#### [Stored rows]
* start *

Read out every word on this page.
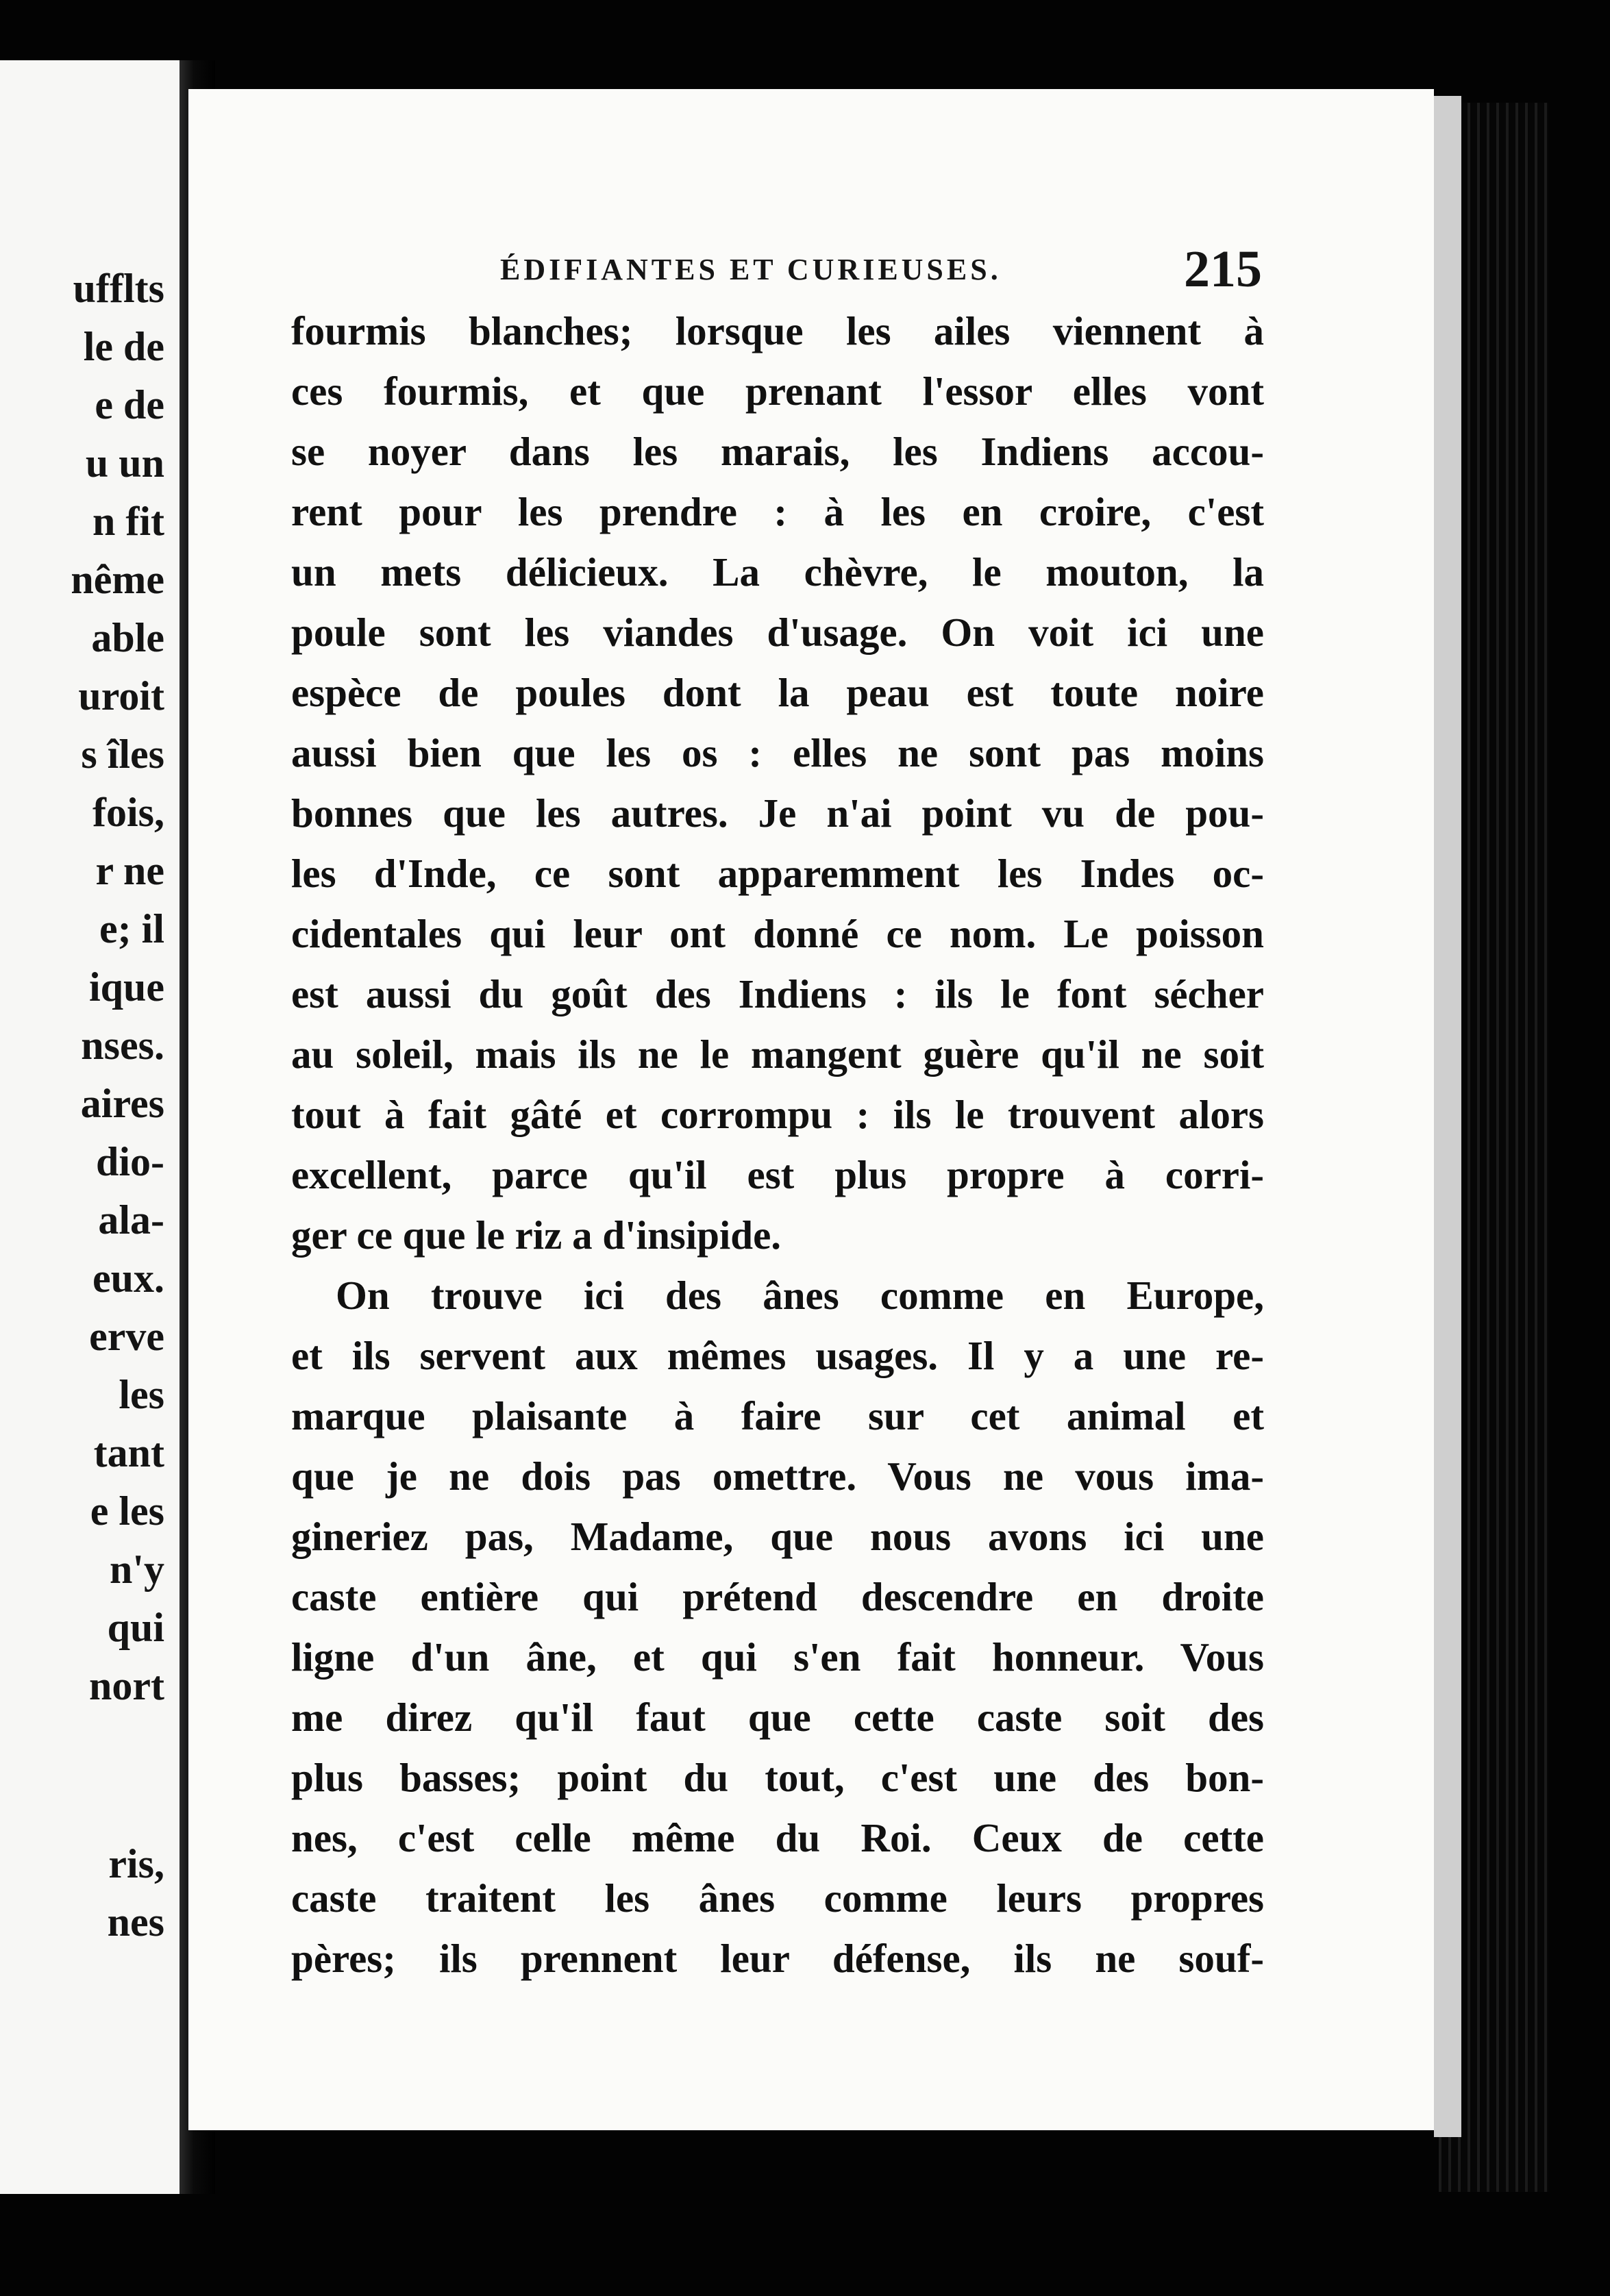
ufflts
le de
e de
u un
n fit
nême
able
uroit
s îles
fois,
r ne
e; il
ique
nses.
aires
dio-
ala-
eux.
erve
les
tant
e les
n'y
qui
nort
ris,
nes
ÉDIFIANTES ET CURIEUSES.	215
fourmis blanches; lorsque les ailes viennent à
ces fourmis, et que prenant l'essor elles vont
se noyer dans les marais, les Indiens accou-
rent pour les prendre : à les en croire, c'est
un mets délicieux. La chèvre, le mouton, la
poule sont les viandes d'usage. On voit ici une
espèce de poules dont la peau est toute noire
aussi bien que les os : elles ne sont pas moins
bonnes que les autres. Je n'ai point vu de pou-
les d'Inde, ce sont apparemment les Indes oc-
cidentales qui leur ont donné ce nom. Le poisson
est aussi du goût des Indiens : ils le font sécher
au soleil, mais ils ne le mangent guère qu'il ne soit
tout à fait gâté et corrompu : ils le trouvent alors
excellent, parce qu'il est plus propre à corri-
ger ce que le riz a d'insipide.
On trouve ici des ânes comme en Europe,
et ils servent aux mêmes usages. Il y a une re-
marque plaisante à faire sur cet animal et
que je ne dois pas omettre. Vous ne vous ima-
gineriez pas, Madame, que nous avons ici une
caste entière qui prétend descendre en droite
ligne d'un âne, et qui s'en fait honneur. Vous
me direz qu'il faut que cette caste soit des
plus basses; point du tout, c'est une des bon-
nes, c'est celle même du Roi. Ceux de cette
caste traitent les ânes comme leurs propres
pères; ils prennent leur défense, ils ne souf-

* end *

#### [What is expected]
Pick out each line containing "comme" and report it.

#### [Finished task]
On trouve ici des ânes comme en Europe,
caste traitent les ânes comme leurs propres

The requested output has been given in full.